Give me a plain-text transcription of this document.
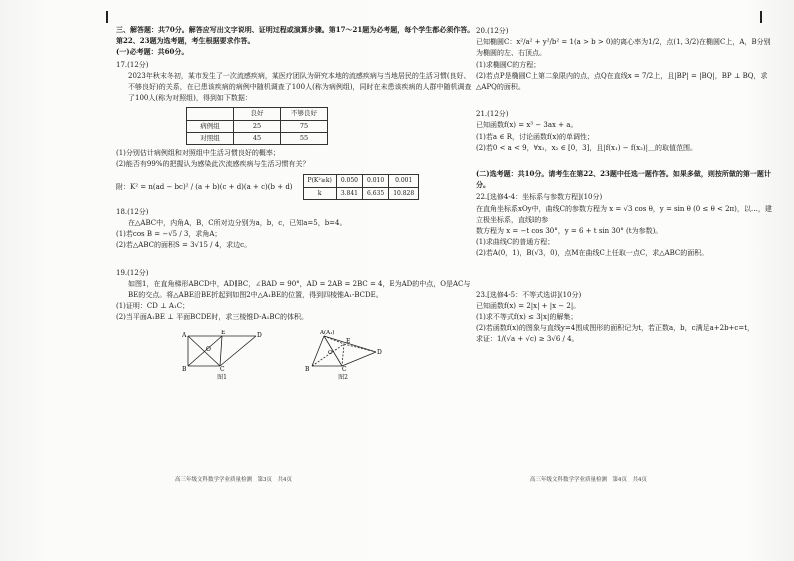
三、解答题：共70分。解答应写出文字说明、证明过程或演算步骤。第17～21题为必考题，每个学生都必须作答。第22、23题为选考题，考生根据要求作答。

(一)必考题：共60分。

17.(12分)

2023年秋末冬初，某市发生了一次流感疾病，某医疗团队为研究本地的流感疾病与当地居民的生活习惯(良好、不够良好)的关系，在已患该疾病的病例中随机调查了100人(称为病例组)，同时在未患该疾病的人群中随机调查了100人(称为对照组)，得到如下数据：

	良好	不够良好
病例组	25	75
对照组	45	55

(1)分别估计病例组和对照组中生活习惯良好的概率；

(2)能否有99%的把握认为感染此次流感疾病与生活习惯有关？

附：K² = n(ad − bc)² / (a + b)(c + d)(a + c)(b + d)
P(K²≥k)	0.050	0.010	0.001
k	3.841	6.635	10.828

18.(12分)

在△ABC中，内角A，B，C所对边分别为a，b，c，已知a=5，b=4。

(1)若cos B = −√5 / 3，求角A；

(2)若△ABC的面积S = 3√15 / 4，求边c。

19.(12分)

如图1，在直角梯形ABCD中，AD∥BC，∠BAD = 90°，AD = 2AB = 2BC = 4，E为AD的中点，O是AC与BE的交点。将△ABE沿BE折起到如图2中△A₁BE的位置，得到四棱锥A₁-BCDE。

(1)证明：CD ⊥ A₁C；

(2)当平面A₁BE ⊥ 平面BCDE时，求三棱锥D-A₁BC的体积。

A	E	D
O
B	C
图1
A(A₁)
E
D
O
B	C
图2
高三年级文科数学学业质量检测　第3页　共4页

20.(12分)

已知椭圆C：x²/a² + y²/b² = 1(a > b > 0)的离心率为1/2，点(1, 3/2)在椭圆C上，A，B分别为椭圆的左、右顶点。

(1)求椭圆C的方程；

(2)若点P是椭圆C上第二象限内的点，点Q在直线x = 7/2上，且|BP| = |BQ|，BP ⊥ BQ，求△APQ的面积。

21.(12分)

已知函数f(x) = x³ − 3ax + a。

(1)若a ∈ R，讨论函数f(x)的单调性；

(2)若0 < a < 9，∀x₁，x₂ ∈ [0，3]，且|f(x₁) − f(x₂)|＿的取值范围。

(二)选考题：共10分。请考生在第22、23题中任选一题作答。如果多做，则按所做的第一题计分。

22.[选修4-4：坐标系与参数方程](10分)

在直角坐标系xOy中，曲线C的参数方程为 x = √3 cos θ，y = sin θ (0 ≤ θ < 2π)，以…，建立极坐标系，直线l的参

数方程为 x = −t cos 30°，y = 6 + t sin 30° (t为参数)。

(1)求曲线C的普通方程；

(2)若A(0，1)，B(√3，0)，点M在曲线C上任取一点C，求△ABC的面积。

23.[选修4-5：不等式选讲](10分)

已知函数f(x) = 2|x| + |x − 2|。

(1)求不等式f(x) ≤ 3|x|的解集；

(2)若函数f(x)的图象与直线y=4围成图形的面积记为t，若正数a，b，c满足a+2b+c=t，

求证：1/(√a + √c) ≥ 3√6 / 4。

高三年级文科数学学业质量检测　第4页　共4页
⁂
**Work to do**
The material above holds pictures; copy everything else in it exactly.

**Reply to the exercise**
Give me a plain-text transcription of this document.
三、解答题：共70分。解答应写出文字说明、证明过程或演算步骤。第17～21题为必考题，每个学生都必须作答。第22、23题为选考题，考生根据要求作答。

(一)必考题：共60分。

17.(12分)

2023年秋末冬初，某市发生了一次流感疾病，某医疗团队为研究本地的流感疾病与当地居民的生活习惯(良好、不够良好)的关系，在已患该疾病的病例中随机调查了100人(称为病例组)，同时在未患该疾病的人群中随机调查了100人(称为对照组)，得到如下数据：

	良好	不够良好
病例组	25	75
对照组	45	55

(1)分别估计病例组和对照组中生活习惯良好的概率；

(2)能否有99%的把握认为感染此次流感疾病与生活习惯有关？

附：K² = n(ad − bc)² / (a + b)(c + d)(a + c)(b + d)
P(K²≥k)	0.050	0.010	0.001
k	3.841	6.635	10.828

18.(12分)

在△ABC中，内角A，B，C所对边分别为a，b，c，已知a=5，b=4。

(1)若cos B = −√5 / 3，求角A；

(2)若△ABC的面积S = 3√15 / 4，求边c。

19.(12分)

如图1，在直角梯形ABCD中，AD∥BC，∠BAD = 90°，AD = 2AB = 2BC = 4，E为AD的中点，O是AC与BE的交点。将△ABE沿BE折起到如图2中△A₁BE的位置，得到四棱锥A₁-BCDE。

(1)证明：CD ⊥ A₁C；

(2)当平面A₁BE ⊥ 平面BCDE时，求三棱锥D-A₁BC的体积。

A	E	D
O
B	C
图1
A(A₁)
E
D
O
B	C
图2
高三年级文科数学学业质量检测　第3页　共4页

20.(12分)

已知椭圆C：x²/a² + y²/b² = 1(a > b > 0)的离心率为1/2，点(1, 3/2)在椭圆C上，A，B分别为椭圆的左、右顶点。

(1)求椭圆C的方程；

(2)若点P是椭圆C上第二象限内的点，点Q在直线x = 7/2上，且|BP| = |BQ|，BP ⊥ BQ，求△APQ的面积。

21.(12分)

已知函数f(x) = x³ − 3ax + a。

(1)若a ∈ R，讨论函数f(x)的单调性；

(2)若0 < a < 9，∀x₁，x₂ ∈ [0，3]，且|f(x₁) − f(x₂)|＿的取值范围。

(二)选考题：共10分。请考生在第22、23题中任选一题作答。如果多做，则按所做的第一题计分。

22.[选修4-4：坐标系与参数方程](10分)

在直角坐标系xOy中，曲线C的参数方程为 x = √3 cos θ，y = sin θ (0 ≤ θ < 2π)，以…，建立极坐标系，直线l的参

数方程为 x = −t cos 30°，y = 6 + t sin 30° (t为参数)。

(1)求曲线C的普通方程；

(2)若A(0，1)，B(√3，0)，点M在曲线C上任取一点C，求△ABC的面积。

23.[选修4-5：不等式选讲](10分)

已知函数f(x) = 2|x| + |x − 2|。

(1)求不等式f(x) ≤ 3|x|的解集；

(2)若函数f(x)的图象与直线y=4围成图形的面积记为t，若正数a，b，c满足a+2b+c=t，

求证：1/(√a + √c) ≥ 3√6 / 4。

高三年级文科数学学业质量检测　第4页　共4页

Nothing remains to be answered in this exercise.